TO DO: All of the records below should be output exactly.

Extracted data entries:

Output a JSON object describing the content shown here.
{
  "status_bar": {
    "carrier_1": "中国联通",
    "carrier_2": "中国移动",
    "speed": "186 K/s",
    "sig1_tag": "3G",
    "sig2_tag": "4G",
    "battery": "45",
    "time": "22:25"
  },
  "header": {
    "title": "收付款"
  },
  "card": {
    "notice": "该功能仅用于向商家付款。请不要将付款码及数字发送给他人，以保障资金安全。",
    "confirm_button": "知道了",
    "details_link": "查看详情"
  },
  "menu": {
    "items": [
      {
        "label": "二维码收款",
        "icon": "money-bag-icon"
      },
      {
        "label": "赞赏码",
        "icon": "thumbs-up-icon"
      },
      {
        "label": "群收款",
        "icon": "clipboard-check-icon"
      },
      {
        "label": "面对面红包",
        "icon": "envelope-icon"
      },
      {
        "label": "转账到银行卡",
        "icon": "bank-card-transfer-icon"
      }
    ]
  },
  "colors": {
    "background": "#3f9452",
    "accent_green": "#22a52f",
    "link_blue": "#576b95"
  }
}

ANSWER:
Output a JSON object describing the content shown here.
{
  "status_bar": {
    "carrier_1": "中国联通",
    "carrier_2": "中国移动",
    "speed": "186 K/s",
    "sig1_tag": "3G",
    "sig2_tag": "4G",
    "battery": "45",
    "time": "22:25"
  },
  "header": {
    "title": "收付款"
  },
  "card": {
    "notice": "该功能仅用于向商家付款。请不要将付款码及数字发送给他人，以保障资金安全。",
    "confirm_button": "知道了",
    "details_link": "查看详情"
  },
  "menu": {
    "items": [
      {
        "label": "二维码收款",
        "icon": "money-bag-icon"
      },
      {
        "label": "赞赏码",
        "icon": "thumbs-up-icon"
      },
      {
        "label": "群收款",
        "icon": "clipboard-check-icon"
      },
      {
        "label": "面对面红包",
        "icon": "envelope-icon"
      },
      {
        "label": "转账到银行卡",
        "icon": "bank-card-transfer-icon"
      }
    ]
  },
  "colors": {
    "background": "#3f9452",
    "accent_green": "#22a52f",
    "link_blue": "#576b95"
  }
}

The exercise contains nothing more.